* **Supplied records**
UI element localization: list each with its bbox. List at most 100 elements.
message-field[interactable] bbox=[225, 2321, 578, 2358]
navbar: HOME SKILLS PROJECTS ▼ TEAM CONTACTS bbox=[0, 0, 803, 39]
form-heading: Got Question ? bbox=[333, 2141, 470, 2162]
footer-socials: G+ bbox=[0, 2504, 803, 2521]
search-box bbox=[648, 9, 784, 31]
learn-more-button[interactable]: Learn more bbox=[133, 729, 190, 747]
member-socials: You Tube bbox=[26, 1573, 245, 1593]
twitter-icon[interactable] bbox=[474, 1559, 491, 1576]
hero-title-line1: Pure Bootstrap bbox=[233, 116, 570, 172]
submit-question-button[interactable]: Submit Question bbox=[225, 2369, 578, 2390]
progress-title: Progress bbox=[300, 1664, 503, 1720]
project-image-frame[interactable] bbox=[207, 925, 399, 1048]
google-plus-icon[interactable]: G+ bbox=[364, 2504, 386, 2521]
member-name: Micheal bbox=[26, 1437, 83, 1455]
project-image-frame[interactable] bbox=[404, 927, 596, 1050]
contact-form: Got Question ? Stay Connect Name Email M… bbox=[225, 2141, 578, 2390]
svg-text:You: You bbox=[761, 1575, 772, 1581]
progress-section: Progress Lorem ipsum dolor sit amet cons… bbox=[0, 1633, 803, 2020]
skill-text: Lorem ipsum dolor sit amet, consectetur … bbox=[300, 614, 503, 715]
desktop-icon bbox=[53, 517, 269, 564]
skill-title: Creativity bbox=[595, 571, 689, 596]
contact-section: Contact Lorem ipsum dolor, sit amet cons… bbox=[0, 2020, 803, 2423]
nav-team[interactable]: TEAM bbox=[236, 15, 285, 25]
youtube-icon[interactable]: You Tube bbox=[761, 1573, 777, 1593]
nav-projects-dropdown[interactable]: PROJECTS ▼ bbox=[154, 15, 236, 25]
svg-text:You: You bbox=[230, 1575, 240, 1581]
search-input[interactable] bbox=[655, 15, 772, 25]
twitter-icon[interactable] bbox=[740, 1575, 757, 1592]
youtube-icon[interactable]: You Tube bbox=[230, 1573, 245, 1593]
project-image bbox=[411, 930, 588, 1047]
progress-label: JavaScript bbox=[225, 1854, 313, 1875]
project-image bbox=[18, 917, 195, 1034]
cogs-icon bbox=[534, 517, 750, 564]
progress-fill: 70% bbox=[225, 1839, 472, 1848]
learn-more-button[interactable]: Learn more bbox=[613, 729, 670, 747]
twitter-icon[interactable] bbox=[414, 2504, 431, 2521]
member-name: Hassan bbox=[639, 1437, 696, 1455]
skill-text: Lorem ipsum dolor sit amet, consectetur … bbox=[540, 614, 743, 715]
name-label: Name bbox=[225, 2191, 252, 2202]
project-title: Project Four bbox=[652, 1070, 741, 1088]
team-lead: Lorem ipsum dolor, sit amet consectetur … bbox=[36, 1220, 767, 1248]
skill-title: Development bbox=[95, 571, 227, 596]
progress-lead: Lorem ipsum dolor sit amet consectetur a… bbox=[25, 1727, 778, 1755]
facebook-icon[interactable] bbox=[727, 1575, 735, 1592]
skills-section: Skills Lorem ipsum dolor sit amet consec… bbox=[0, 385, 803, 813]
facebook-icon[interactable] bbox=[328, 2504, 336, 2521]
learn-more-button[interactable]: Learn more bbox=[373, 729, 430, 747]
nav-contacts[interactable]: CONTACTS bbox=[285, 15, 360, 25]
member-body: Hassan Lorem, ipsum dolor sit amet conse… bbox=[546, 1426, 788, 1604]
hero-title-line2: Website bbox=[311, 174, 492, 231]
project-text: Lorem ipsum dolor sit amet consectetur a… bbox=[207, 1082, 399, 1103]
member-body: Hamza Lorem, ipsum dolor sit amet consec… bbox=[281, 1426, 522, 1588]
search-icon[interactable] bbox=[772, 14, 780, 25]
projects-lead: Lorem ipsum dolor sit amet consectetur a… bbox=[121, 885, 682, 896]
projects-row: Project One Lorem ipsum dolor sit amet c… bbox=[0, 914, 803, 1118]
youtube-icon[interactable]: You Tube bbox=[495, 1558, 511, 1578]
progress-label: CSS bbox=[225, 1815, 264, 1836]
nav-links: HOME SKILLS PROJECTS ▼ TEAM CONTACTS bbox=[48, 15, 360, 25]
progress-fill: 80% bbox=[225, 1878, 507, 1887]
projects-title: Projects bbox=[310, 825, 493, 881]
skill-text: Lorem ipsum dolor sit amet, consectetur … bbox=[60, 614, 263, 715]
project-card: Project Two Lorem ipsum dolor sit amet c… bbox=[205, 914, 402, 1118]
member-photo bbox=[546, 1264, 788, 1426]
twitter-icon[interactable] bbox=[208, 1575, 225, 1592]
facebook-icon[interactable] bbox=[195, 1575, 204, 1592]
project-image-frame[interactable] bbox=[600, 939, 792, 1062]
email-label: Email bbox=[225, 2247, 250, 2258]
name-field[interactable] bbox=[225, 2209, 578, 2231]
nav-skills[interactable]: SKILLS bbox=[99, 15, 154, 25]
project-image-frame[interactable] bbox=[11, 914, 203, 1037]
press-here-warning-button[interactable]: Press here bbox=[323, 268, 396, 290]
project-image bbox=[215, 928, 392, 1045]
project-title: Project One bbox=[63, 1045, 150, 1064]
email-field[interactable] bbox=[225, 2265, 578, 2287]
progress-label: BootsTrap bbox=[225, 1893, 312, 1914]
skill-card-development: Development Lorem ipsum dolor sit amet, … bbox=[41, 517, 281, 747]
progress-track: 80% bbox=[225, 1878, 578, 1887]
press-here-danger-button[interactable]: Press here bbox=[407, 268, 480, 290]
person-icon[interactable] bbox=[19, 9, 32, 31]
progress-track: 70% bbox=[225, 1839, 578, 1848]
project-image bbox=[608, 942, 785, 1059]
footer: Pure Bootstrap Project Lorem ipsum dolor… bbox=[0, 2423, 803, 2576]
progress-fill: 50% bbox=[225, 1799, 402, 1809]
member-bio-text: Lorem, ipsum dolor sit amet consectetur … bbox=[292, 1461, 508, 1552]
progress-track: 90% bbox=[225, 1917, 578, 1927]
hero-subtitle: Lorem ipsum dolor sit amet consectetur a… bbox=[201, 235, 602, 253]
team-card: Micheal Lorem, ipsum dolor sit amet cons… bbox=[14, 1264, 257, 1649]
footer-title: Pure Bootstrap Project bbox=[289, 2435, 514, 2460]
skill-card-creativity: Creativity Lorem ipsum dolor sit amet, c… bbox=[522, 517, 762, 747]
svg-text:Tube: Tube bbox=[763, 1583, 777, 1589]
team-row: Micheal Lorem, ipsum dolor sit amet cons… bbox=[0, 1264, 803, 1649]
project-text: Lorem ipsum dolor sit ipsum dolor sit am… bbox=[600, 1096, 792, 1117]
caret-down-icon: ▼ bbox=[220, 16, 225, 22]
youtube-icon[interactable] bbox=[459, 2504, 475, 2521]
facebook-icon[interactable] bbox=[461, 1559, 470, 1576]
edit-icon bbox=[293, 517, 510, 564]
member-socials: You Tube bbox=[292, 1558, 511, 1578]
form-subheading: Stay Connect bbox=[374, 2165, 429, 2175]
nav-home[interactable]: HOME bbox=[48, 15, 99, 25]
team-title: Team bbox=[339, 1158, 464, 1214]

* **Exercise requirements**
Copy the records without any change, starting at their first line and stopping after the line that contains "twitter-icon[interactable] bbox=[740, 1575, 757, 1592]".

* **Result for this exercise**
UI element localization: list each with its bbox. List at most 100 elements.
message-field[interactable] bbox=[225, 2321, 578, 2358]
navbar: HOME SKILLS PROJECTS ▼ TEAM CONTACTS bbox=[0, 0, 803, 39]
form-heading: Got Question ? bbox=[333, 2141, 470, 2162]
footer-socials: G+ bbox=[0, 2504, 803, 2521]
search-box bbox=[648, 9, 784, 31]
learn-more-button[interactable]: Learn more bbox=[133, 729, 190, 747]
member-socials: You Tube bbox=[26, 1573, 245, 1593]
twitter-icon[interactable] bbox=[474, 1559, 491, 1576]
hero-title-line1: Pure Bootstrap bbox=[233, 116, 570, 172]
submit-question-button[interactable]: Submit Question bbox=[225, 2369, 578, 2390]
progress-title: Progress bbox=[300, 1664, 503, 1720]
project-image-frame[interactable] bbox=[207, 925, 399, 1048]
google-plus-icon[interactable]: G+ bbox=[364, 2504, 386, 2521]
member-name: Micheal bbox=[26, 1437, 83, 1455]
project-image-frame[interactable] bbox=[404, 927, 596, 1050]
contact-form: Got Question ? Stay Connect Name Email M… bbox=[225, 2141, 578, 2390]
svg-text:You: You bbox=[761, 1575, 772, 1581]
progress-section: Progress Lorem ipsum dolor sit amet cons… bbox=[0, 1633, 803, 2020]
skill-text: Lorem ipsum dolor sit amet, consectetur … bbox=[300, 614, 503, 715]
desktop-icon bbox=[53, 517, 269, 564]
skill-title: Creativity bbox=[595, 571, 689, 596]
contact-section: Contact Lorem ipsum dolor, sit amet cons… bbox=[0, 2020, 803, 2423]
nav-team[interactable]: TEAM bbox=[236, 15, 285, 25]
youtube-icon[interactable]: You Tube bbox=[761, 1573, 777, 1593]
nav-projects-dropdown[interactable]: PROJECTS ▼ bbox=[154, 15, 236, 25]
svg-text:You: You bbox=[230, 1575, 240, 1581]
search-input[interactable] bbox=[655, 15, 772, 25]
twitter-icon[interactable] bbox=[740, 1575, 757, 1592]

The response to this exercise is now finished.